#### What you will do
Every entry that follows needs to be repeated exactly.

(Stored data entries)
::::::

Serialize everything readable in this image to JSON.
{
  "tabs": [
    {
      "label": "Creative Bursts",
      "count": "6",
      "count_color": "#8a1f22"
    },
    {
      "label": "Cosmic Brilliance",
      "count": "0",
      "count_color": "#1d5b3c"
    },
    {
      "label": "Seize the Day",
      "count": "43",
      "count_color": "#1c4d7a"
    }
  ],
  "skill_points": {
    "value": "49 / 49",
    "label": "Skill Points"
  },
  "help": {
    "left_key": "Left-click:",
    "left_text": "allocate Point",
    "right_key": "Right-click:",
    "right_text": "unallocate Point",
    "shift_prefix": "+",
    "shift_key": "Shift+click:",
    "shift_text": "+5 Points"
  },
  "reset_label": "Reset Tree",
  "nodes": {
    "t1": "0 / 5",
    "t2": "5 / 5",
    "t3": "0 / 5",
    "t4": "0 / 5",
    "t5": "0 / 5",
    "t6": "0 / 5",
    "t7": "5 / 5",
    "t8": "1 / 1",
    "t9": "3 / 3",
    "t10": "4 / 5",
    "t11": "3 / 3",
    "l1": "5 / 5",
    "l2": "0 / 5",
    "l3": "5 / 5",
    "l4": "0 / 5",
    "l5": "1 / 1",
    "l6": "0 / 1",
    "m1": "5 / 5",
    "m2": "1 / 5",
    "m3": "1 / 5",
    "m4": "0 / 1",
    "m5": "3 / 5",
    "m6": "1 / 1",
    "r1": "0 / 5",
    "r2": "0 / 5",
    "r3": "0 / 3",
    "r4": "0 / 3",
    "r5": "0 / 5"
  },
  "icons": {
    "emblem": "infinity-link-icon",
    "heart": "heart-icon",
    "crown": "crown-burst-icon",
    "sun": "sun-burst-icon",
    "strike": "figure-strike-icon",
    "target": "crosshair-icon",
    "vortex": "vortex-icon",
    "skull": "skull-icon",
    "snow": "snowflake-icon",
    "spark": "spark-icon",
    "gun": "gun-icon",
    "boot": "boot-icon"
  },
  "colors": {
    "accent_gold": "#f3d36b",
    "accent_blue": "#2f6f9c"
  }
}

::::::

#### Output for this exercise
Serialize everything readable in this image to JSON.
{
  "tabs": [
    {
      "label": "Creative Bursts",
      "count": "6",
      "count_color": "#8a1f22"
    },
    {
      "label": "Cosmic Brilliance",
      "count": "0",
      "count_color": "#1d5b3c"
    },
    {
      "label": "Seize the Day",
      "count": "43",
      "count_color": "#1c4d7a"
    }
  ],
  "skill_points": {
    "value": "49 / 49",
    "label": "Skill Points"
  },
  "help": {
    "left_key": "Left-click:",
    "left_text": "allocate Point",
    "right_key": "Right-click:",
    "right_text": "unallocate Point",
    "shift_prefix": "+",
    "shift_key": "Shift+click:",
    "shift_text": "+5 Points"
  },
  "reset_label": "Reset Tree",
  "nodes": {
    "t1": "0 / 5",
    "t2": "5 / 5",
    "t3": "0 / 5",
    "t4": "0 / 5",
    "t5": "0 / 5",
    "t6": "0 / 5",
    "t7": "5 / 5",
    "t8": "1 / 1",
    "t9": "3 / 3",
    "t10": "4 / 5",
    "t11": "3 / 3",
    "l1": "5 / 5",
    "l2": "0 / 5",
    "l3": "5 / 5",
    "l4": "0 / 5",
    "l5": "1 / 1",
    "l6": "0 / 1",
    "m1": "5 / 5",
    "m2": "1 / 5",
    "m3": "1 / 5",
    "m4": "0 / 1",
    "m5": "3 / 5",
    "m6": "1 / 1",
    "r1": "0 / 5",
    "r2": "0 / 5",
    "r3": "0 / 3",
    "r4": "0 / 3",
    "r5": "0 / 5"
  },
  "icons": {
    "emblem": "infinity-link-icon",
    "heart": "heart-icon",
    "crown": "crown-burst-icon",
    "sun": "sun-burst-icon",
    "strike": "figure-strike-icon",
    "target": "crosshair-icon",
    "vortex": "vortex-icon",
    "skull": "skull-icon",
    "snow": "snowflake-icon",
    "spark": "spark-icon",
    "gun": "gun-icon",
    "boot": "boot-icon"
  },
  "colors": {
    "accent_gold": "#f3d36b",
    "accent_blue": "#2f6f9c"
  }
}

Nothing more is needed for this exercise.